### Your task
Please report every line from the material that contains the word "text".

※

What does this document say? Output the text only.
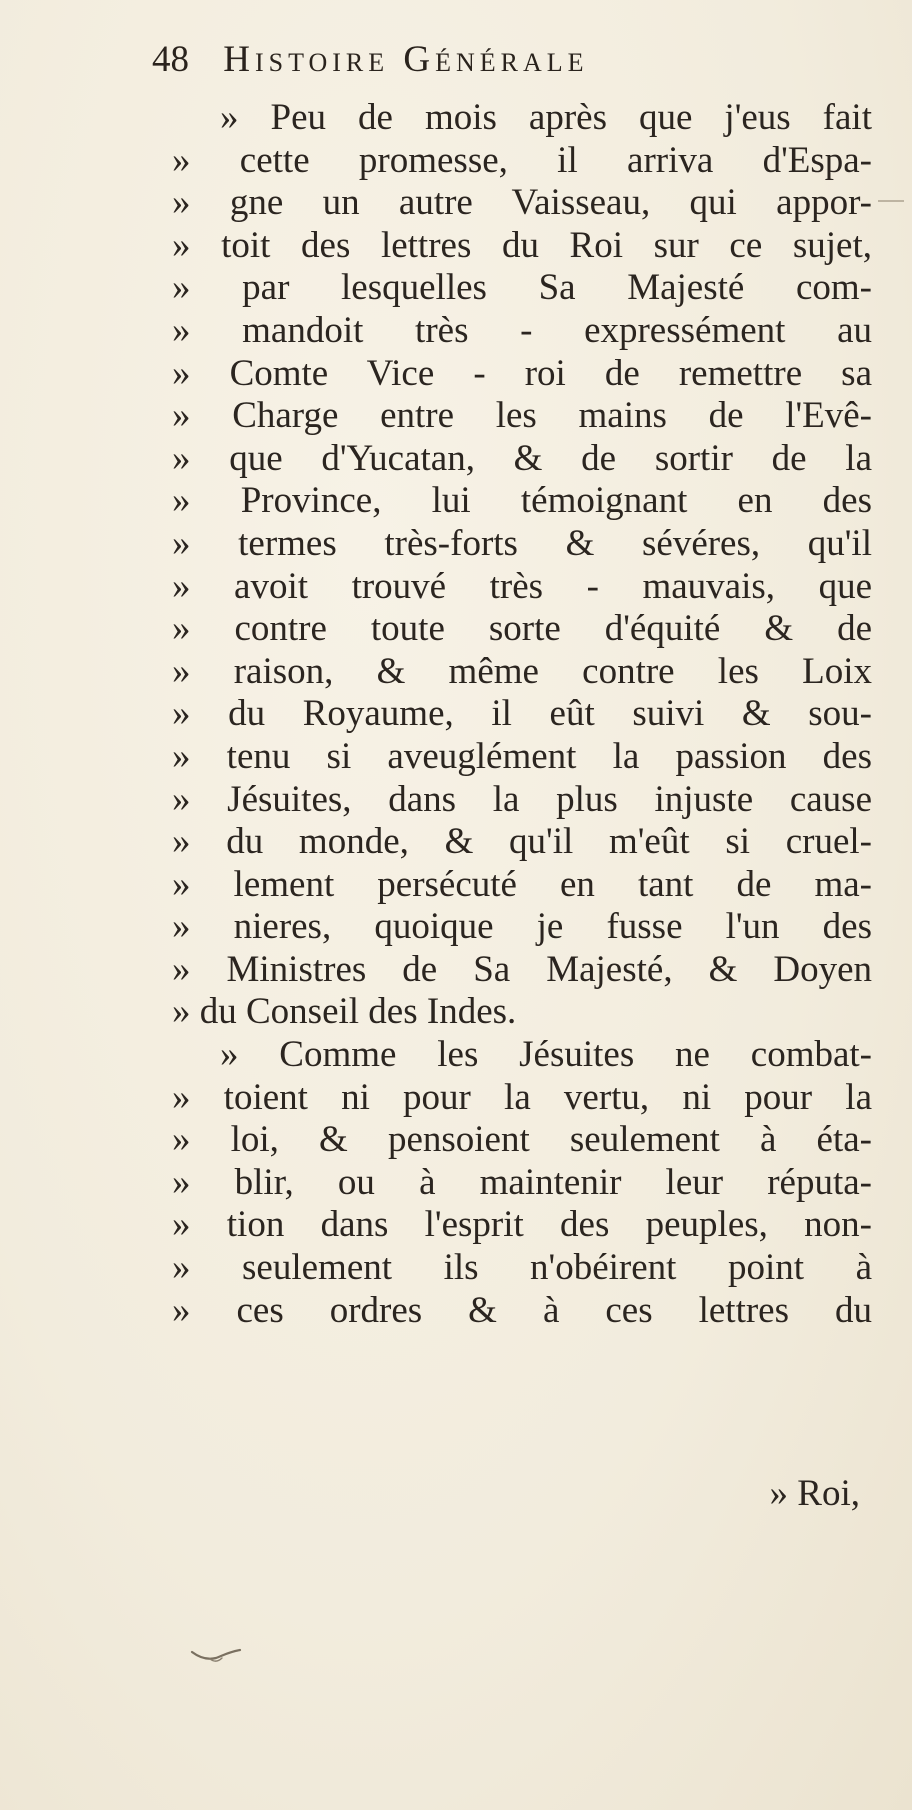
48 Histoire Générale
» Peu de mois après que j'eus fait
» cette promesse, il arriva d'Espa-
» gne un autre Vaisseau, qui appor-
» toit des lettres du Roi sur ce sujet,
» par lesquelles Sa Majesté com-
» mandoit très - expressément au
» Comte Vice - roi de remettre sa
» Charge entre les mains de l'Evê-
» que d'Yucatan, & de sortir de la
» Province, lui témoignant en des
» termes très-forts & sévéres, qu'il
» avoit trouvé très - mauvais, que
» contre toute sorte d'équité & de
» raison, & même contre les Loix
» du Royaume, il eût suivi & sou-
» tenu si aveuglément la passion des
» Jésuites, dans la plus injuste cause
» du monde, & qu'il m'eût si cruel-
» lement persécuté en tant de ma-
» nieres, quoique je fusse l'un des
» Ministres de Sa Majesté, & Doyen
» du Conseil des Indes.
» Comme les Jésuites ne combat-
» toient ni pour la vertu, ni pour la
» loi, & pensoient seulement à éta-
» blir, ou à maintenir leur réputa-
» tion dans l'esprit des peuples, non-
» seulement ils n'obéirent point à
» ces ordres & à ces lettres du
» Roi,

※

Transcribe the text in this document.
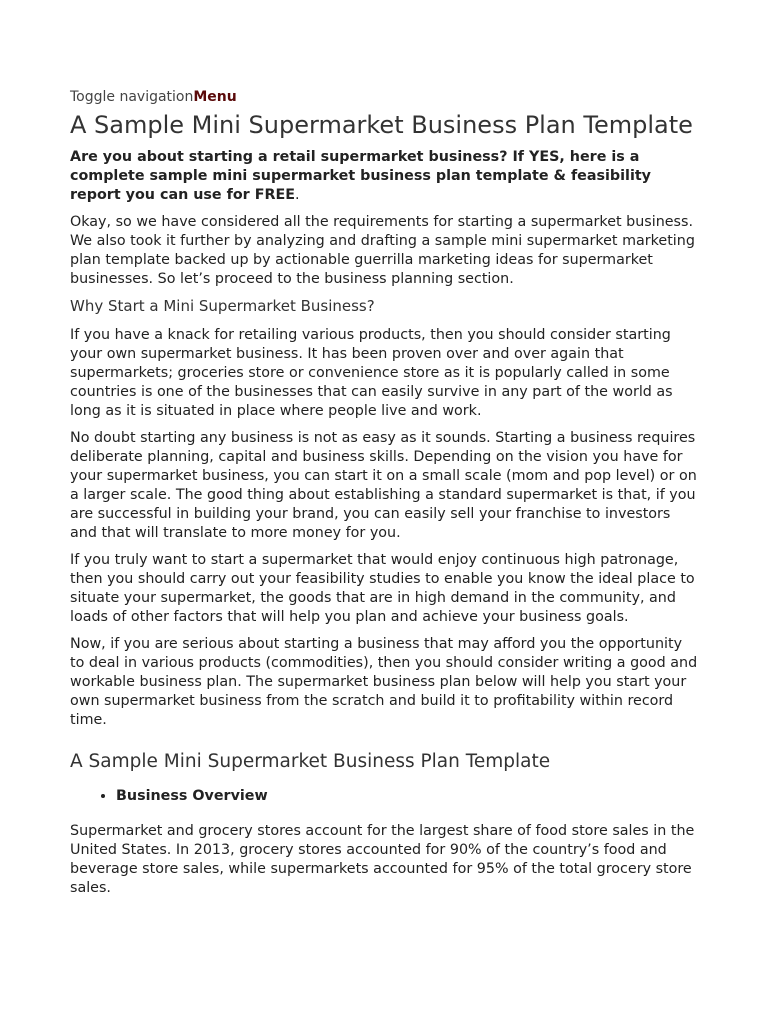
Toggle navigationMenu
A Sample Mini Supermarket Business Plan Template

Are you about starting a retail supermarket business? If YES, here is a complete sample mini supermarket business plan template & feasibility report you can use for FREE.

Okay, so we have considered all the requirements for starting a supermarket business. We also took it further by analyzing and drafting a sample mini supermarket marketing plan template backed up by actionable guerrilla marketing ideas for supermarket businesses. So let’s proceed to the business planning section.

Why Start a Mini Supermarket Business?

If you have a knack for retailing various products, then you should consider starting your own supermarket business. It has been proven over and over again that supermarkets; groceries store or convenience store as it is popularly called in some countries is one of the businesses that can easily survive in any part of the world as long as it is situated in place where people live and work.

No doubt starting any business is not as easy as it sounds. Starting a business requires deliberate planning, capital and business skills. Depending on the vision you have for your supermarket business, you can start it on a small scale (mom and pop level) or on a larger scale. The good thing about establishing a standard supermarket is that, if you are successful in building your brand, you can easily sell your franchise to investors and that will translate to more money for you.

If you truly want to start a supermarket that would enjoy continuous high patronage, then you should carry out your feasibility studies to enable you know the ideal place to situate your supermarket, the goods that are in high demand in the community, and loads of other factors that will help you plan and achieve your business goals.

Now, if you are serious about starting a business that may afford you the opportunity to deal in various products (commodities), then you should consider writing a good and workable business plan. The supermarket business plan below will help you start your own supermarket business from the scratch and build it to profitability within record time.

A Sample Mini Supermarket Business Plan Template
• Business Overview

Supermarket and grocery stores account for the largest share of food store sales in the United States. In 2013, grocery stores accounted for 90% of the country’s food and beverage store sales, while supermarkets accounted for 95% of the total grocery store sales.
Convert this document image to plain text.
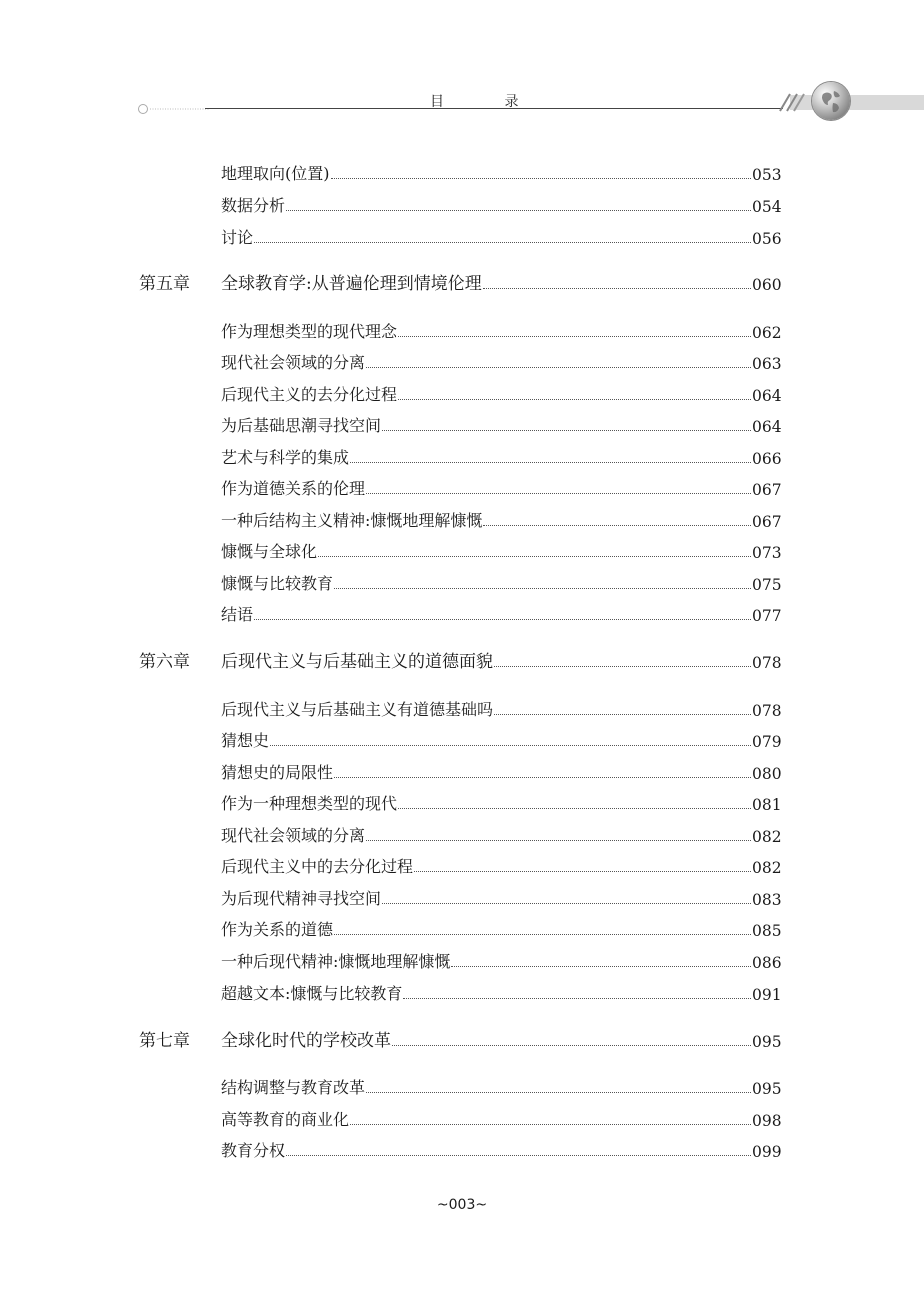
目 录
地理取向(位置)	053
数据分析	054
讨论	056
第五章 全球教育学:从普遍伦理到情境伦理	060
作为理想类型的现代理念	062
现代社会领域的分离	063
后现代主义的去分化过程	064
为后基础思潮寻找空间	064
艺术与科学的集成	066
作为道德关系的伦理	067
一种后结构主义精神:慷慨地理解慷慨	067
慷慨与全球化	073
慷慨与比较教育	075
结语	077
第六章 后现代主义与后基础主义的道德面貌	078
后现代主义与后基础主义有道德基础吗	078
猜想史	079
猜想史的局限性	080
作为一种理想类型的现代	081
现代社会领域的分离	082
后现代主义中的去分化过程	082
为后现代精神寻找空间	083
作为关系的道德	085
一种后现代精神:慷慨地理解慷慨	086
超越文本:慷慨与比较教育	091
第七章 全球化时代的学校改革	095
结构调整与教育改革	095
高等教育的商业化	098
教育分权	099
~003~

※

### Solved exercise
What does this document say? Output the text only.
Transcribe the text in this document.
Convert this document image to plain text.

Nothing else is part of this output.